▶ _Excerpted text_:
-------
Professor Bill Rolston is a Co-Investigator on the Gender, Justice and Security Hub and is an emeritus professor and former director of the Transitional Justice Institute at Ulster University and a co-researcher on a Hub project examining the ability, or otherwise, of transitional justice to deal with the deep harms of colonialism with a focus on Colombia and Ireland. He has researched and written widely on legacies of conflict and on post-conflict transformation, mainly but not solely in relation to Northern Ireland. Issues researched have included: truth commissions, the contribution of politically motivated prisoners to conflict transformation, victims and memory, and political wall murals.

Dr Claire Wright is a research officer on the Gender, Justice and Security Hub is currently a Research Fellow with QUB’s School of Law, having worked for several years as a Lecturer in Mexico. Her research focuses on politics in Latin America, particularly the role of emergency institutions and ethnic difference. On the Hub, Claire is working on a project that seeks to determine the relevance of colonial legacies to processes of transitional justice, comparing the cases of Colombia and Northern Ireland.

Project No. 3: “Forced Displacement and Migration”

Professor Eleonore Kofman is a Co-Director on the Gender, Justice and Security Hub and is Professor of Gender, Migration and Citizenship, Co-Director of the Social Policy Research Centre, Middlesex University, and a Co-Director of the UKRI GCRF Gender, Justice and Security Hub. Her research focuses on theoretical and empirical aspects of gender and migration, especially the implications of families on the move and transnational social reproduction. On the GCRF Hub, Eleonore is undertaking a project on the gendered economic and social dynamics of labour migration in selected Middle Eastern and South Asian countries.

Professor Brad K Blitz ( @ProfessorBlitz ) is a Co-Investigator on the Gender, Justice and Security Hub and is a Professor of International Politics and Policy at University College London, Institute of Education. He was until June 2019 Director of the British Academy Programme on Tackling Slavery, Human Trafficking and Child Labour in Modern Business; Professor of International Politics at Middlesex University. He has published extensively on issues of governance, human rights, social policy, migration, political transition, labour, health and security. He has served as a consultant to several international and development agencies including DFID, the World Bank, as well as several UN agencies and governments.
-------
▶ _Check your understanding_:
A - Quote the Hub profiles from "Professor Eleonore Kofman" to "South Asian countries.", swapping "Co-Director" for "Co-Lead".
B - Pick up the Hub profiles after their final sentence and keep writing.
-------
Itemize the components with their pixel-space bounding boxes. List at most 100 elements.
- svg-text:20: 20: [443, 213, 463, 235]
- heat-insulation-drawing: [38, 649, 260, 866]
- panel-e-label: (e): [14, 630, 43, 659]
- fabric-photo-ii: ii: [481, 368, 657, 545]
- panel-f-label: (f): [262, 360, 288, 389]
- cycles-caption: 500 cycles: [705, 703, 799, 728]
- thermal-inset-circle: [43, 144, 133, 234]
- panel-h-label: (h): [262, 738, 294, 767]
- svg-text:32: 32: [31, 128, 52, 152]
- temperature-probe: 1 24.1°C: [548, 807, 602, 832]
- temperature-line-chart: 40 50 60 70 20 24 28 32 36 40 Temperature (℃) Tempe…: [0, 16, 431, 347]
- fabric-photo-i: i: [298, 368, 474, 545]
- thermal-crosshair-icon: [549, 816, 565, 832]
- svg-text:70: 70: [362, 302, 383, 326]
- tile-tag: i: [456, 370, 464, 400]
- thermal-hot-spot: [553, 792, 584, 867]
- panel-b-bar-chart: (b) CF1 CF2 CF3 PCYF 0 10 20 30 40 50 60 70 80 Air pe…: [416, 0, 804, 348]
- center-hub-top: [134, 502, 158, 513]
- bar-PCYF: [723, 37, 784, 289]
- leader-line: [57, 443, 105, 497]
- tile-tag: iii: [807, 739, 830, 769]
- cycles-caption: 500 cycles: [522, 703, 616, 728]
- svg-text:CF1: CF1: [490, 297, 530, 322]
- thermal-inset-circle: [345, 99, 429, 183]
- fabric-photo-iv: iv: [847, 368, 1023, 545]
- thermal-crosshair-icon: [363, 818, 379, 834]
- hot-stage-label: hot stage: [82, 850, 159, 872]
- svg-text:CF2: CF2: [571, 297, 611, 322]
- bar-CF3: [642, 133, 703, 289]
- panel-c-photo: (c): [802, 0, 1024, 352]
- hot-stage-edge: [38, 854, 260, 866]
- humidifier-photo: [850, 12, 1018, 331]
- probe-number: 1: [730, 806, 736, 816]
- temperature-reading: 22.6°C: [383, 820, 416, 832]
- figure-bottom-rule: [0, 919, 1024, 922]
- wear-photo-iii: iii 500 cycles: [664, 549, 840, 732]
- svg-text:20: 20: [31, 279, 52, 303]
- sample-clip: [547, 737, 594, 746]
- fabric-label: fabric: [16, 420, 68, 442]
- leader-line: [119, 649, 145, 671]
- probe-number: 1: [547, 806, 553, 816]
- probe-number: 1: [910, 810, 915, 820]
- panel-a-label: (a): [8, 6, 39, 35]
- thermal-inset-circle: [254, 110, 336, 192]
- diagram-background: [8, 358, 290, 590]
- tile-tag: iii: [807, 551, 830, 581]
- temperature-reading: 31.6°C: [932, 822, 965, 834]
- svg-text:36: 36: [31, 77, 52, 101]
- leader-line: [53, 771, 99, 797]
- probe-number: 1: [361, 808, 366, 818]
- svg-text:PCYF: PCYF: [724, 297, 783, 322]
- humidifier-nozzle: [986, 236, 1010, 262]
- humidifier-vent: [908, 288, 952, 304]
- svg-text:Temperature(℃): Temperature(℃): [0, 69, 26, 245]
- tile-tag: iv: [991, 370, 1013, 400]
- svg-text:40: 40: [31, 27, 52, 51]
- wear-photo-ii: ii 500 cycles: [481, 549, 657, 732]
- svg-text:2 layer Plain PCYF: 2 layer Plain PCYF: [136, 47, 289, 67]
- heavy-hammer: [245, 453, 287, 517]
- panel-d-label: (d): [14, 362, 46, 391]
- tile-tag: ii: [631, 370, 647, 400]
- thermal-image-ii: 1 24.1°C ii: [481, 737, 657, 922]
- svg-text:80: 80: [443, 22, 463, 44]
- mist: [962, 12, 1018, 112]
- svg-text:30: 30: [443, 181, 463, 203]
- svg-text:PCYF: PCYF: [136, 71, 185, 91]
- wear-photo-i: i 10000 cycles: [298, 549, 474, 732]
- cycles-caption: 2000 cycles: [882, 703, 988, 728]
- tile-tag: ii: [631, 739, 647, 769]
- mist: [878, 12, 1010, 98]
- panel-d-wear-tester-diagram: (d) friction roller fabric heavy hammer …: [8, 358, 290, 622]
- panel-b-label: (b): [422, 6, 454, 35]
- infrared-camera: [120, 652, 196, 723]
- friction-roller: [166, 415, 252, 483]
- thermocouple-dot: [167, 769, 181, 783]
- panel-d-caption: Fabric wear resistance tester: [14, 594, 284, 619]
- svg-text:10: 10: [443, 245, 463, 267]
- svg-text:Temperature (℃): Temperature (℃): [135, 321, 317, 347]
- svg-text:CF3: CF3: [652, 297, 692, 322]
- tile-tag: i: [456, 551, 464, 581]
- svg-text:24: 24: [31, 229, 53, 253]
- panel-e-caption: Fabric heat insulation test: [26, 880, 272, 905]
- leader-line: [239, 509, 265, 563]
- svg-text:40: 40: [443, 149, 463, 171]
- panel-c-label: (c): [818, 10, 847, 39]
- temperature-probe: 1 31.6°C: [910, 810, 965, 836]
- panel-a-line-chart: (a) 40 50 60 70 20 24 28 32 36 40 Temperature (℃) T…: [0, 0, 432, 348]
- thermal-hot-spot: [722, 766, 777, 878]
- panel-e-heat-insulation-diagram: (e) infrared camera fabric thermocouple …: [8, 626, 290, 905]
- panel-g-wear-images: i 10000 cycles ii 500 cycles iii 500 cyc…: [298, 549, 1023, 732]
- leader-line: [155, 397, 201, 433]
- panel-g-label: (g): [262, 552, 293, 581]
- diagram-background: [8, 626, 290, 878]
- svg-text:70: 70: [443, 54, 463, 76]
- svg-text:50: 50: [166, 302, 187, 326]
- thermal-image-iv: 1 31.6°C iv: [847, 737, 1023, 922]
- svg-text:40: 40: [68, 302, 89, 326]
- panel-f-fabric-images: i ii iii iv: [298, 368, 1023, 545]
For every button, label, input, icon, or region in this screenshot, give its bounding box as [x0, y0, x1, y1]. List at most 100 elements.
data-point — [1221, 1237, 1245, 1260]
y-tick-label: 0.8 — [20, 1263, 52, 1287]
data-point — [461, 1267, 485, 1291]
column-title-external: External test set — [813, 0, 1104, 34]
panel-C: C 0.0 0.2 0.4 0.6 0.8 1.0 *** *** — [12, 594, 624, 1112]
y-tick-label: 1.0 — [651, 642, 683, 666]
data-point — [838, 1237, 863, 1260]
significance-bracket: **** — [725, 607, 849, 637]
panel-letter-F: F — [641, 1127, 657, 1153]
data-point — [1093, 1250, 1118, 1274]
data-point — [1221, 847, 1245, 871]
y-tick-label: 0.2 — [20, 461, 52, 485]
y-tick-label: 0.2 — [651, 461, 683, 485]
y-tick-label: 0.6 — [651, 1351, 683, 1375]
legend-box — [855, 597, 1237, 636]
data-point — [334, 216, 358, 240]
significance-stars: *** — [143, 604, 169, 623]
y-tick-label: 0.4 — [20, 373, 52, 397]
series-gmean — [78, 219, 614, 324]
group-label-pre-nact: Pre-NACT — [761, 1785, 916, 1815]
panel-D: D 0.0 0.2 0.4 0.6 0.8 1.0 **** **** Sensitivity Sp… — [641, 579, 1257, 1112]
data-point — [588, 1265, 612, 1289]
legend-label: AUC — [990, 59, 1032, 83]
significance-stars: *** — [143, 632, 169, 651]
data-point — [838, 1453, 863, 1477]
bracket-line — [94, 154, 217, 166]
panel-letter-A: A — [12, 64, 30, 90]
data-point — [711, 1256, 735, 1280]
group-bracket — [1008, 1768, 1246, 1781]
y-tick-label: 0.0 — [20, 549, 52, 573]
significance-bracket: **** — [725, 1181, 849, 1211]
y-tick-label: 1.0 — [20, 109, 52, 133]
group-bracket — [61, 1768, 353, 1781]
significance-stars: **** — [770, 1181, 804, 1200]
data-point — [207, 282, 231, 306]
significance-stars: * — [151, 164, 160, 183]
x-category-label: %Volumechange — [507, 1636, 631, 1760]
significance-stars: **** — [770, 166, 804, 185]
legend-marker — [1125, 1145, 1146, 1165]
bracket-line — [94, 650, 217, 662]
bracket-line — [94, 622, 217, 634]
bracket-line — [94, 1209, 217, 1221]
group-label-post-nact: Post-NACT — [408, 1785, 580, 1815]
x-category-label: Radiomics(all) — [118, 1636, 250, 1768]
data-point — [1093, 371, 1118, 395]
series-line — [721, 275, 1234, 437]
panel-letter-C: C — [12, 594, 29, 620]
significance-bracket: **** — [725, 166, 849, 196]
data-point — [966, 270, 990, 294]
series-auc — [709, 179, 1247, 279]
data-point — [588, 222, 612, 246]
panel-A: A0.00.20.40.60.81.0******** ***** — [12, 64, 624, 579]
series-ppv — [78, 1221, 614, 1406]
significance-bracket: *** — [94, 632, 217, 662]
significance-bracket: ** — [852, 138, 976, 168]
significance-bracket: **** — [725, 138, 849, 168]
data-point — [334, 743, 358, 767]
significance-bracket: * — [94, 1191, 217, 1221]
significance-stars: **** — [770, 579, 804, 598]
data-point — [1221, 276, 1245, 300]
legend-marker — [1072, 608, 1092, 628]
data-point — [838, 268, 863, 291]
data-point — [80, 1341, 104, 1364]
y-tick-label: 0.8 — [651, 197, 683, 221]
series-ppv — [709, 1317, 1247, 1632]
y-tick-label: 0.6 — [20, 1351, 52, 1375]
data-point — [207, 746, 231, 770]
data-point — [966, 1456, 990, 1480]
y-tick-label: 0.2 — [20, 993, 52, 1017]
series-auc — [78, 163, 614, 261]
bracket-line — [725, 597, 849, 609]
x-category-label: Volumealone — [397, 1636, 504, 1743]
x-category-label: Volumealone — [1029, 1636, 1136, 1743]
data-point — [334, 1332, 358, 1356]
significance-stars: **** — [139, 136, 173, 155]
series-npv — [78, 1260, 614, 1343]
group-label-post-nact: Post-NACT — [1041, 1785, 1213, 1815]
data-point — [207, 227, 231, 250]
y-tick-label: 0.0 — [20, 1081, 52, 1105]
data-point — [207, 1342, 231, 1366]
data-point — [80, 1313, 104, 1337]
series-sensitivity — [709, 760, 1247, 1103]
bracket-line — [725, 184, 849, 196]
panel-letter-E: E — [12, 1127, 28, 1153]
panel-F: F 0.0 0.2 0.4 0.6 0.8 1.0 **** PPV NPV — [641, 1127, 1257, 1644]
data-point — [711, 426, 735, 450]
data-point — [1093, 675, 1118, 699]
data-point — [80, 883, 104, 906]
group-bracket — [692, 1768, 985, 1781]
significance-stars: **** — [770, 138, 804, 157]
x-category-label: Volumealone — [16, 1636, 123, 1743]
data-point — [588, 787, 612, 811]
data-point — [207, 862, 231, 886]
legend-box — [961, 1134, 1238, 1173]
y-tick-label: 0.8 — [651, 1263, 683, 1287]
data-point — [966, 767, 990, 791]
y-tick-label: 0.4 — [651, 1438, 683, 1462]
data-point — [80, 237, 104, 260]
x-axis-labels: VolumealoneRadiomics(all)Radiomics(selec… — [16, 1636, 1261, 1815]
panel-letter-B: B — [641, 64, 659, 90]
-------
▶ _Expected outputs_:
A -
Professor Eleonore Kofman is a Co-Lead on the Gender, Justice and Security Hub and is Professor of Gender, Migration and Citizenship, Co-Lead of the Social Policy Research Centre, Middlesex University, and a Co-Lead of the UKRI GCRF Gender, Justice and Security Hub. Her research focuses on theoretical and empirical aspects of gender and migration, especially the implications of families on the move and transnational social reproduction. On the GCRF Hub, Eleonore is undertaking a project on the gendered economic and social dynamics of labour migration in selected Middle Eastern and South Asian countries.

B -
Project No. 4: “Political Economy of Gender and Reconciliation”

Dr Angelika Rettberg ( @rettberg_a ) is a Co-Director on the Gender, Justice and Security Hub and is a professor in the Political Science Department at Universidad de los Andes and a Co-Director of the UKRI GCRF Gender, Justice and Security Hub. Her research focuses on several aspects of the political economy of armed conflict and peacebuilding, such as the relationship between legal resources, armed conflict, and crime, the dynamics of transitional justice and reconciliation, and business behaviour in contexts of armed conflict and peacebuilding. On the GCRF Hub, Angelika is pursuing a project on the relationship between reconciliation and development, with an initial focus on Colombia.

Project No. 5: “The effect of cash transfers on gender violence during the Covid-19 pandemic in Bogota, Colombia”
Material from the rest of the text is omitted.